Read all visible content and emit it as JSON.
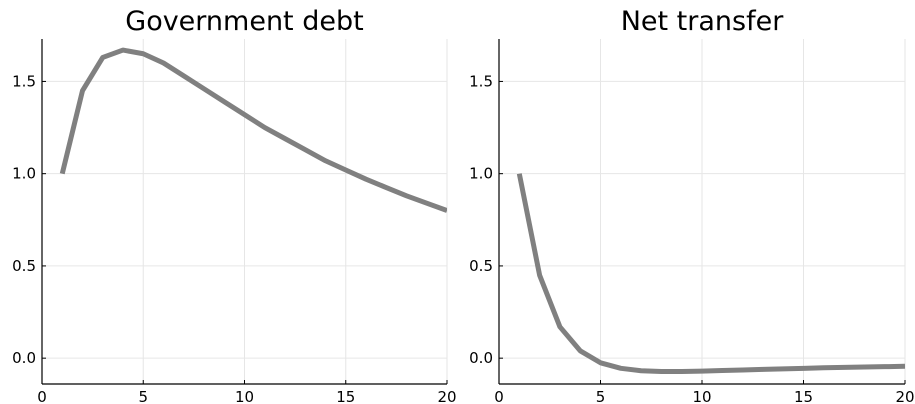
{
  "chart_data": [
    {
      "type": "line",
      "title": "Government debt",
      "xlabel": "",
      "ylabel": "",
      "xlim": [
        0,
        20
      ],
      "ylim": [
        -0.14,
        1.73
      ],
      "xticks": [
        "0",
        "5",
        "10",
        "15",
        "20"
      ],
      "yticks": [
        "0.0",
        "0.5",
        "1.0",
        "1.5"
      ],
      "grid": true,
      "legend": "none",
      "color": "#808080",
      "series": [
        {
          "x": [
            1,
            2,
            3,
            4,
            5,
            6,
            7,
            8,
            9,
            10,
            11,
            12,
            13,
            14,
            15,
            16,
            17,
            18,
            19,
            20
          ],
          "values": [
            1.0,
            1.45,
            1.63,
            1.67,
            1.65,
            1.6,
            1.53,
            1.46,
            1.39,
            1.32,
            1.25,
            1.19,
            1.13,
            1.07,
            1.02,
            0.97,
            0.925,
            0.88,
            0.84,
            0.8
          ]
        }
      ]
    },
    {
      "type": "line",
      "title": "Net transfer",
      "xlabel": "",
      "ylabel": "",
      "xlim": [
        0,
        20
      ],
      "ylim": [
        -0.14,
        1.73
      ],
      "xticks": [
        "0",
        "5",
        "10",
        "15",
        "20"
      ],
      "yticks": [
        "0.0",
        "0.5",
        "1.0",
        "1.5"
      ],
      "grid": true,
      "legend": "none",
      "color": "#808080",
      "series": [
        {
          "x": [
            1,
            2,
            3,
            4,
            5,
            6,
            7,
            8,
            9,
            10,
            11,
            12,
            13,
            14,
            15,
            16,
            17,
            18,
            19,
            20
          ],
          "values": [
            1.0,
            0.45,
            0.17,
            0.04,
            -0.025,
            -0.055,
            -0.068,
            -0.072,
            -0.072,
            -0.07,
            -0.067,
            -0.064,
            -0.061,
            -0.058,
            -0.055,
            -0.052,
            -0.05,
            -0.048,
            -0.046,
            -0.044
          ]
        }
      ]
    }
  ]
}
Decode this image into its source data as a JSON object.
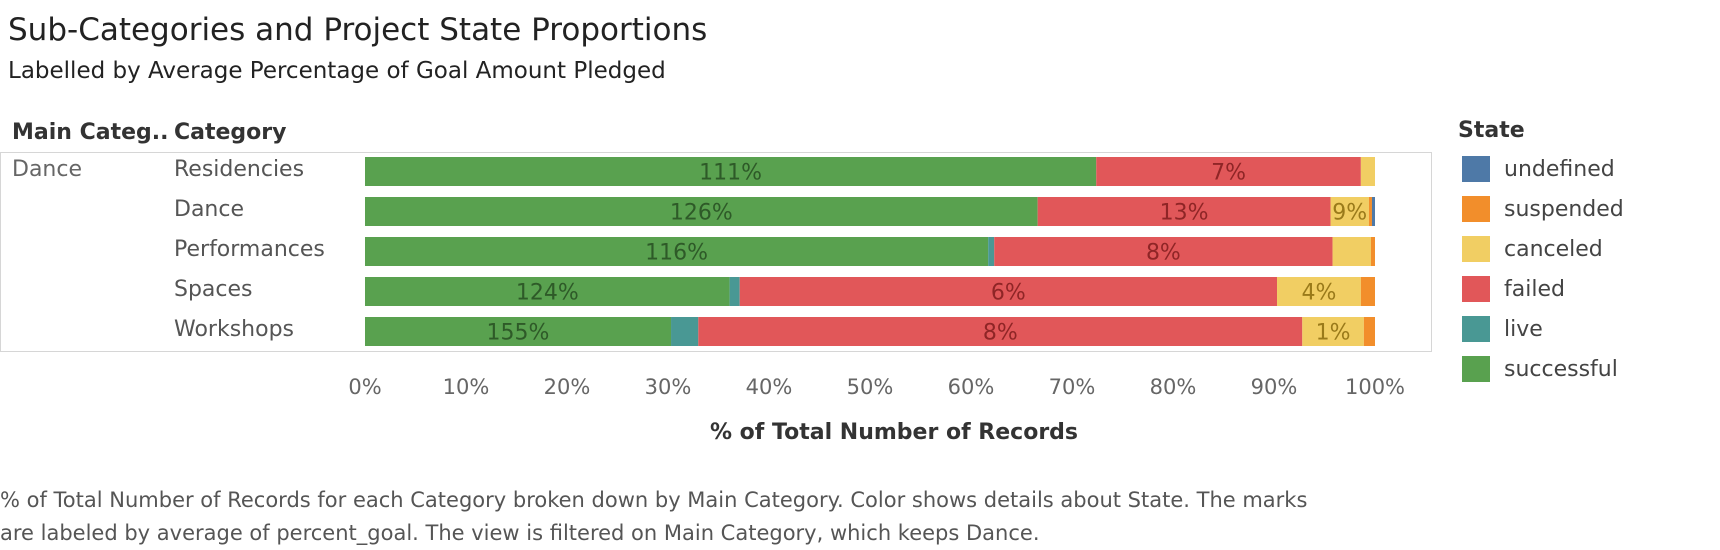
{
  "title": "Sub-Categories and Project State Proportions",
  "subtitle": "Labelled by Average Percentage of Goal Amount Pledged",
  "headers": {
    "main_category": "Main Categ..",
    "category": "Category"
  },
  "main_category_value": "Dance",
  "caption_line1": "% of Total Number of Records for each Category broken down by Main Category.  Color shows details about State.  The marks",
  "caption_line2": "are labeled by average of percent_goal. The view is filtered on Main Category, which keeps Dance.",
  "legend": {
    "title": "State",
    "items": [
      {
        "label": "undefined",
        "color": "#4e79a7"
      },
      {
        "label": "suspended",
        "color": "#f28e2b"
      },
      {
        "label": "canceled",
        "color": "#f1ce63"
      },
      {
        "label": "failed",
        "color": "#e15759"
      },
      {
        "label": "live",
        "color": "#499894"
      },
      {
        "label": "successful",
        "color": "#59a14f"
      }
    ]
  },
  "chart_data": {
    "type": "bar",
    "orientation": "horizontal",
    "stacked": true,
    "xlabel": "% of Total Number of Records",
    "xlim": [
      0,
      100
    ],
    "xticks": [
      "0%",
      "10%",
      "20%",
      "30%",
      "40%",
      "50%",
      "60%",
      "70%",
      "80%",
      "90%",
      "100%"
    ],
    "legend_position": "right",
    "categories": [
      "Residencies",
      "Dance",
      "Performances",
      "Spaces",
      "Workshops"
    ],
    "series": [
      {
        "name": "successful",
        "color": "#59a14f",
        "label_color": "#2e5a28",
        "values": [
          72.4,
          66.6,
          61.7,
          36.1,
          30.3
        ],
        "labels": [
          "111%",
          "126%",
          "116%",
          "124%",
          "155%"
        ]
      },
      {
        "name": "live",
        "color": "#499894",
        "label_color": "#1f4a47",
        "values": [
          0,
          0,
          0.6,
          1.0,
          2.7
        ],
        "labels": [
          "",
          "",
          "",
          "",
          ""
        ]
      },
      {
        "name": "failed",
        "color": "#e15759",
        "label_color": "#8f2526",
        "values": [
          26.2,
          29.0,
          33.5,
          53.2,
          59.8
        ],
        "labels": [
          "7%",
          "13%",
          "8%",
          "6%",
          "8%"
        ]
      },
      {
        "name": "canceled",
        "color": "#f1ce63",
        "label_color": "#9a7a1a",
        "values": [
          1.4,
          3.8,
          3.8,
          8.3,
          6.1
        ],
        "labels": [
          "",
          "9%",
          "",
          "4%",
          "1%"
        ]
      },
      {
        "name": "suspended",
        "color": "#f28e2b",
        "label_color": "#8a4a10",
        "values": [
          0,
          0.3,
          0.4,
          1.4,
          1.1
        ],
        "labels": [
          "",
          "",
          "",
          "",
          ""
        ]
      },
      {
        "name": "undefined",
        "color": "#4e79a7",
        "label_color": "#2a4460",
        "values": [
          0,
          0.3,
          0,
          0,
          0
        ],
        "labels": [
          "",
          "",
          "",
          "",
          ""
        ]
      }
    ]
  }
}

Work required:
Write out the listing above exactly as it stands, pictures excluded.

Solution to this task:
Read all visible content and emit it as JSON.
{
  "chart_data": [
    {
      "type": "line",
      "title": "Government debt",
      "xlabel": "",
      "ylabel": "",
      "xlim": [
        0,
        20
      ],
      "ylim": [
        -0.14,
        1.73
      ],
      "xticks": [
        "0",
        "5",
        "10",
        "15",
        "20"
      ],
      "yticks": [
        "0.0",
        "0.5",
        "1.0",
        "1.5"
      ],
      "grid": true,
      "legend": "none",
      "color": "#808080",
      "series": [
        {
          "x": [
            1,
            2,
            3,
            4,
            5,
            6,
            7,
            8,
            9,
            10,
            11,
            12,
            13,
            14,
            15,
            16,
            17,
            18,
            19,
            20
          ],
          "values": [
            1.0,
            1.45,
            1.63,
            1.67,
            1.65,
            1.6,
            1.53,
            1.46,
            1.39,
            1.32,
            1.25,
            1.19,
            1.13,
            1.07,
            1.02,
            0.97,
            0.925,
            0.88,
            0.84,
            0.8
          ]
        }
      ]
    },
    {
      "type": "line",
      "title": "Net transfer",
      "xlabel": "",
      "ylabel": "",
      "xlim": [
        0,
        20
      ],
      "ylim": [
        -0.14,
        1.73
      ],
      "xticks": [
        "0",
        "5",
        "10",
        "15",
        "20"
      ],
      "yticks": [
        "0.0",
        "0.5",
        "1.0",
        "1.5"
      ],
      "grid": true,
      "legend": "none",
      "color": "#808080",
      "series": [
        {
          "x": [
            1,
            2,
            3,
            4,
            5,
            6,
            7,
            8,
            9,
            10,
            11,
            12,
            13,
            14,
            15,
            16,
            17,
            18,
            19,
            20
          ],
          "values": [
            1.0,
            0.45,
            0.17,
            0.04,
            -0.025,
            -0.055,
            -0.068,
            -0.072,
            -0.072,
            -0.07,
            -0.067,
            -0.064,
            -0.061,
            -0.058,
            -0.055,
            -0.052,
            -0.05,
            -0.048,
            -0.046,
            -0.044
          ]
        }
      ]
    }
  ]
}
Decode this image into its source data as a JSON object.
{
  "title": "Sub-Categories and Project State Proportions",
  "subtitle": "Labelled by Average Percentage of Goal Amount Pledged",
  "headers": {
    "main_category": "Main Categ..",
    "category": "Category"
  },
  "main_category_value": "Dance",
  "caption_line1": "% of Total Number of Records for each Category broken down by Main Category.  Color shows details about State.  The marks",
  "caption_line2": "are labeled by average of percent_goal. The view is filtered on Main Category, which keeps Dance.",
  "legend": {
    "title": "State",
    "items": [
      {
        "label": "undefined",
        "color": "#4e79a7"
      },
      {
        "label": "suspended",
        "color": "#f28e2b"
      },
      {
        "label": "canceled",
        "color": "#f1ce63"
      },
      {
        "label": "failed",
        "color": "#e15759"
      },
      {
        "label": "live",
        "color": "#499894"
      },
      {
        "label": "successful",
        "color": "#59a14f"
      }
    ]
  },
  "chart_data": {
    "type": "bar",
    "orientation": "horizontal",
    "stacked": true,
    "xlabel": "% of Total Number of Records",
    "xlim": [
      0,
      100
    ],
    "xticks": [
      "0%",
      "10%",
      "20%",
      "30%",
      "40%",
      "50%",
      "60%",
      "70%",
      "80%",
      "90%",
      "100%"
    ],
    "legend_position": "right",
    "categories": [
      "Residencies",
      "Dance",
      "Performances",
      "Spaces",
      "Workshops"
    ],
    "series": [
      {
        "name": "successful",
        "color": "#59a14f",
        "label_color": "#2e5a28",
        "values": [
          72.4,
          66.6,
          61.7,
          36.1,
          30.3
        ],
        "labels": [
          "111%",
          "126%",
          "116%",
          "124%",
          "155%"
        ]
      },
      {
        "name": "live",
        "color": "#499894",
        "label_color": "#1f4a47",
        "values": [
          0,
          0,
          0.6,
          1.0,
          2.7
        ],
        "labels": [
          "",
          "",
          "",
          "",
          ""
        ]
      },
      {
        "name": "failed",
        "color": "#e15759",
        "label_color": "#8f2526",
        "values": [
          26.2,
          29.0,
          33.5,
          53.2,
          59.8
        ],
        "labels": [
          "7%",
          "13%",
          "8%",
          "6%",
          "8%"
        ]
      },
      {
        "name": "canceled",
        "color": "#f1ce63",
        "label_color": "#9a7a1a",
        "values": [
          1.4,
          3.8,
          3.8,
          8.3,
          6.1
        ],
        "labels": [
          "",
          "9%",
          "",
          "4%",
          "1%"
        ]
      },
      {
        "name": "suspended",
        "color": "#f28e2b",
        "label_color": "#8a4a10",
        "values": [
          0,
          0.3,
          0.4,
          1.4,
          1.1
        ],
        "labels": [
          "",
          "",
          "",
          "",
          ""
        ]
      },
      {
        "name": "undefined",
        "color": "#4e79a7",
        "label_color": "#2a4460",
        "values": [
          0,
          0.3,
          0,
          0,
          0
        ],
        "labels": [
          "",
          "",
          "",
          "",
          ""
        ]
      }
    ]
  }
}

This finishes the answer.